**Exercise details**.
Copy the following lines without any changes.

**Annotated region listings**.
** Begin **
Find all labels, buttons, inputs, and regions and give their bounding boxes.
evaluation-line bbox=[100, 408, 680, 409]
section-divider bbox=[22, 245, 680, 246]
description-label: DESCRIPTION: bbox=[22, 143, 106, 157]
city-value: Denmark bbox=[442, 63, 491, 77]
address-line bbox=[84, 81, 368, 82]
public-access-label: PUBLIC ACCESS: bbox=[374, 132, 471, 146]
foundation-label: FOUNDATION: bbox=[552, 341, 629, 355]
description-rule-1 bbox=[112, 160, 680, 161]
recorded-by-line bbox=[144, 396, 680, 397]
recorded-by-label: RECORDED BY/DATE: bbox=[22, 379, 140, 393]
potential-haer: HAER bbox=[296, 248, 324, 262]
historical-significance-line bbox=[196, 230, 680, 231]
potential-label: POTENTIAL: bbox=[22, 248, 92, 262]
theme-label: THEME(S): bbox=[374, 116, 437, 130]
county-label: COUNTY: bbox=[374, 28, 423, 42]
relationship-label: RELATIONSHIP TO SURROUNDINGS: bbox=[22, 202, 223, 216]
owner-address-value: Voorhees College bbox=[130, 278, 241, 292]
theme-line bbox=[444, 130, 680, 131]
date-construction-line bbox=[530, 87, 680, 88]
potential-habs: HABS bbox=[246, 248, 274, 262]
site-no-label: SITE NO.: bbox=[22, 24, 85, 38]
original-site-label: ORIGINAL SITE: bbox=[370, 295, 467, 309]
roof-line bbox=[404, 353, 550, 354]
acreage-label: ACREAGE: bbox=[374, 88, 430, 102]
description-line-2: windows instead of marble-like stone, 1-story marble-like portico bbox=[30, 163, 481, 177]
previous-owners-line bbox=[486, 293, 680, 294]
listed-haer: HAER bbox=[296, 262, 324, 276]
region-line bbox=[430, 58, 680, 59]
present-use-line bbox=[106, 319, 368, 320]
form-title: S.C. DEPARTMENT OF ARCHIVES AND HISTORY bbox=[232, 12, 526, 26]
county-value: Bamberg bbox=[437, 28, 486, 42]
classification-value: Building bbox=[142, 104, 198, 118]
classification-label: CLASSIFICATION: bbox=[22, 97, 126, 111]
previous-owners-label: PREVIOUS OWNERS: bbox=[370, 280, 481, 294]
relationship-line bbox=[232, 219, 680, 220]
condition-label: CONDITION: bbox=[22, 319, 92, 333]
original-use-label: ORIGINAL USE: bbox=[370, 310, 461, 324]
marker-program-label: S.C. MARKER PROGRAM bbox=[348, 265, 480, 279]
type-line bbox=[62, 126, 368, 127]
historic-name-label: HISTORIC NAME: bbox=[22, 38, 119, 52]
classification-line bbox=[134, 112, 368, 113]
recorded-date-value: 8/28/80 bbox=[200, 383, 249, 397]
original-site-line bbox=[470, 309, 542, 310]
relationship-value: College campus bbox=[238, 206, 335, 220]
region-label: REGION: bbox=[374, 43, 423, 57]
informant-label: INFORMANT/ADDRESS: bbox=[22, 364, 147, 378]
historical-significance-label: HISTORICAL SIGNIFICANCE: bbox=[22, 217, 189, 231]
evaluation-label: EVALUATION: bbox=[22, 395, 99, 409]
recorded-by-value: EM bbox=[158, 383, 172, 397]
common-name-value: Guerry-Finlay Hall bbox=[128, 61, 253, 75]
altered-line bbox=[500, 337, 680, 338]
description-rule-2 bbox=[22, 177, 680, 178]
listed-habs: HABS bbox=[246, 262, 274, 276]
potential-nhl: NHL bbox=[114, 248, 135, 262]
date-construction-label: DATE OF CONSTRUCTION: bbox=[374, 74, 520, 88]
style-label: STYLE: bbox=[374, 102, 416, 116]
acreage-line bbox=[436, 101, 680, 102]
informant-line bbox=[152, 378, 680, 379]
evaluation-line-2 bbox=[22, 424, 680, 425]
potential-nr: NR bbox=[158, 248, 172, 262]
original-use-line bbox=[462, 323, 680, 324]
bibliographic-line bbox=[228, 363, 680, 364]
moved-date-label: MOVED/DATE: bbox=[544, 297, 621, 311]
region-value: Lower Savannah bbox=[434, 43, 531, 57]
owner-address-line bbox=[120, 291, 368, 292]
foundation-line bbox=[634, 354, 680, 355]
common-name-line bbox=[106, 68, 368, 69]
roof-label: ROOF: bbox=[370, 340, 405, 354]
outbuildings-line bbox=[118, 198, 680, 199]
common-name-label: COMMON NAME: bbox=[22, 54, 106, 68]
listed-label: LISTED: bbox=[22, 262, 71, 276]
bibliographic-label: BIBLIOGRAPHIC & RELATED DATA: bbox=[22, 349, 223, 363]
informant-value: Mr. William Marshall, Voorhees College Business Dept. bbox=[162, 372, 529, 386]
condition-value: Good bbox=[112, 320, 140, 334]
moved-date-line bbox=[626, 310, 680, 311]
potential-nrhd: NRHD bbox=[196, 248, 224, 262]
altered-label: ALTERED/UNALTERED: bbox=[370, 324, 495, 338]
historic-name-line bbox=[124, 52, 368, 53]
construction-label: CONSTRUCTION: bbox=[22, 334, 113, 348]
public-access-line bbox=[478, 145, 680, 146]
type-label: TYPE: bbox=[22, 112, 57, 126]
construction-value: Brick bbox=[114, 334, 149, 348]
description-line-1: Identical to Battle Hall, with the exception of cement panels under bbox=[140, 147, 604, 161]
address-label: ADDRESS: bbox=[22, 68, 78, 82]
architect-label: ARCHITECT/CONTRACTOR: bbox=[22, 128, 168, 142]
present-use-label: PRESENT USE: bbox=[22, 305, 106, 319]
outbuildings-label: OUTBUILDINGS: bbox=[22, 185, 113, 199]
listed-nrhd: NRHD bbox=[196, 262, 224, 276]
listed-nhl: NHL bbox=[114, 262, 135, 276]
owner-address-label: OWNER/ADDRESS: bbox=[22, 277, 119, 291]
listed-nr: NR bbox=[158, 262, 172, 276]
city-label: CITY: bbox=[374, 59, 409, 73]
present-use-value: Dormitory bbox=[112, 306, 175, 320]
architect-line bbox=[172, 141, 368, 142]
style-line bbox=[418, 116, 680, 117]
** End **
**Written response**.
Find all labels, buttons, inputs, and regions and give their bounding boxes.
evaluation-line bbox=[100, 408, 680, 409]
section-divider bbox=[22, 245, 680, 246]
description-label: DESCRIPTION: bbox=[22, 143, 106, 157]
city-value: Denmark bbox=[442, 63, 491, 77]
address-line bbox=[84, 81, 368, 82]
public-access-label: PUBLIC ACCESS: bbox=[374, 132, 471, 146]
foundation-label: FOUNDATION: bbox=[552, 341, 629, 355]
description-rule-1 bbox=[112, 160, 680, 161]
recorded-by-line bbox=[144, 396, 680, 397]
recorded-by-label: RECORDED BY/DATE: bbox=[22, 379, 140, 393]
potential-haer: HAER bbox=[296, 248, 324, 262]
historical-significance-line bbox=[196, 230, 680, 231]
potential-label: POTENTIAL: bbox=[22, 248, 92, 262]
theme-label: THEME(S): bbox=[374, 116, 437, 130]
county-label: COUNTY: bbox=[374, 28, 423, 42]
relationship-label: RELATIONSHIP TO SURROUNDINGS: bbox=[22, 202, 223, 216]
owner-address-value: Voorhees College bbox=[130, 278, 241, 292]
theme-line bbox=[444, 130, 680, 131]
date-construction-line bbox=[530, 87, 680, 88]
potential-habs: HABS bbox=[246, 248, 274, 262]
site-no-label: SITE NO.: bbox=[22, 24, 85, 38]
original-site-label: ORIGINAL SITE: bbox=[370, 295, 467, 309]
roof-line bbox=[404, 353, 550, 354]
acreage-label: ACREAGE: bbox=[374, 88, 430, 102]
description-line-2: windows instead of marble-like stone, 1-story marble-like portico bbox=[30, 163, 481, 177]
previous-owners-line bbox=[486, 293, 680, 294]
listed-haer: HAER bbox=[296, 262, 324, 276]
region-line bbox=[430, 58, 680, 59]
present-use-line bbox=[106, 319, 368, 320]
form-title: S.C. DEPARTMENT OF ARCHIVES AND HISTORY bbox=[232, 12, 526, 26]
county-value: Bamberg bbox=[437, 28, 486, 42]
classification-value: Building bbox=[142, 104, 198, 118]
classification-label: CLASSIFICATION: bbox=[22, 97, 126, 111]
previous-owners-label: PREVIOUS OWNERS: bbox=[370, 280, 481, 294]
relationship-line bbox=[232, 219, 680, 220]
condition-label: CONDITION: bbox=[22, 319, 92, 333]
original-use-label: ORIGINAL USE: bbox=[370, 310, 461, 324]
marker-program-label: S.C. MARKER PROGRAM bbox=[348, 265, 480, 279]
type-line bbox=[62, 126, 368, 127]
historic-name-label: HISTORIC NAME: bbox=[22, 38, 119, 52]
classification-line bbox=[134, 112, 368, 113]
recorded-date-value: 8/28/80 bbox=[200, 383, 249, 397]
original-site-line bbox=[470, 309, 542, 310]
relationship-value: College campus bbox=[238, 206, 335, 220]
region-label: REGION: bbox=[374, 43, 423, 57]
informant-label: INFORMANT/ADDRESS: bbox=[22, 364, 147, 378]
historical-significance-label: HISTORICAL SIGNIFICANCE: bbox=[22, 217, 189, 231]
evaluation-label: EVALUATION: bbox=[22, 395, 99, 409]
recorded-by-value: EM bbox=[158, 383, 172, 397]
common-name-value: Guerry-Finlay Hall bbox=[128, 61, 253, 75]
altered-line bbox=[500, 337, 680, 338]
description-rule-2 bbox=[22, 177, 680, 178]
listed-habs: HABS bbox=[246, 262, 274, 276]
potential-nhl: NHL bbox=[114, 248, 135, 262]
date-construction-label: DATE OF CONSTRUCTION: bbox=[374, 74, 520, 88]
style-label: STYLE: bbox=[374, 102, 416, 116]
acreage-line bbox=[436, 101, 680, 102]
informant-line bbox=[152, 378, 680, 379]
evaluation-line-2 bbox=[22, 424, 680, 425]
potential-nr: NR bbox=[158, 248, 172, 262]
original-use-line bbox=[462, 323, 680, 324]
bibliographic-line bbox=[228, 363, 680, 364]
moved-date-label: MOVED/DATE: bbox=[544, 297, 621, 311]
region-value: Lower Savannah bbox=[434, 43, 531, 57]
owner-address-line bbox=[120, 291, 368, 292]
foundation-line bbox=[634, 354, 680, 355]
common-name-line bbox=[106, 68, 368, 69]
roof-label: ROOF: bbox=[370, 340, 405, 354]
outbuildings-line bbox=[118, 198, 680, 199]
common-name-label: COMMON NAME: bbox=[22, 54, 106, 68]
listed-label: LISTED: bbox=[22, 262, 71, 276]
bibliographic-label: BIBLIOGRAPHIC & RELATED DATA: bbox=[22, 349, 223, 363]
informant-value: Mr. William Marshall, Voorhees College Business Dept. bbox=[162, 372, 529, 386]
condition-value: Good bbox=[112, 320, 140, 334]
moved-date-line bbox=[626, 310, 680, 311]
potential-nrhd: NRHD bbox=[196, 248, 224, 262]
altered-label: ALTERED/UNALTERED: bbox=[370, 324, 495, 338]
historic-name-line bbox=[124, 52, 368, 53]
construction-label: CONSTRUCTION: bbox=[22, 334, 113, 348]
public-access-line bbox=[478, 145, 680, 146]
type-label: TYPE: bbox=[22, 112, 57, 126]
construction-value: Brick bbox=[114, 334, 149, 348]
description-line-1: Identical to Battle Hall, with the exception of cement panels under bbox=[140, 147, 604, 161]
address-label: ADDRESS: bbox=[22, 68, 78, 82]
architect-label: ARCHITECT/CONTRACTOR: bbox=[22, 128, 168, 142]
present-use-label: PRESENT USE: bbox=[22, 305, 106, 319]
outbuildings-label: OUTBUILDINGS: bbox=[22, 185, 113, 199]
listed-nrhd: NRHD bbox=[196, 262, 224, 276]
listed-nhl: NHL bbox=[114, 262, 135, 276]
owner-address-label: OWNER/ADDRESS: bbox=[22, 277, 119, 291]
listed-nr: NR bbox=[158, 262, 172, 276]
city-label: CITY: bbox=[374, 59, 409, 73]
present-use-value: Dormitory bbox=[112, 306, 175, 320]
architect-line bbox=[172, 141, 368, 142]
style-line bbox=[418, 116, 680, 117]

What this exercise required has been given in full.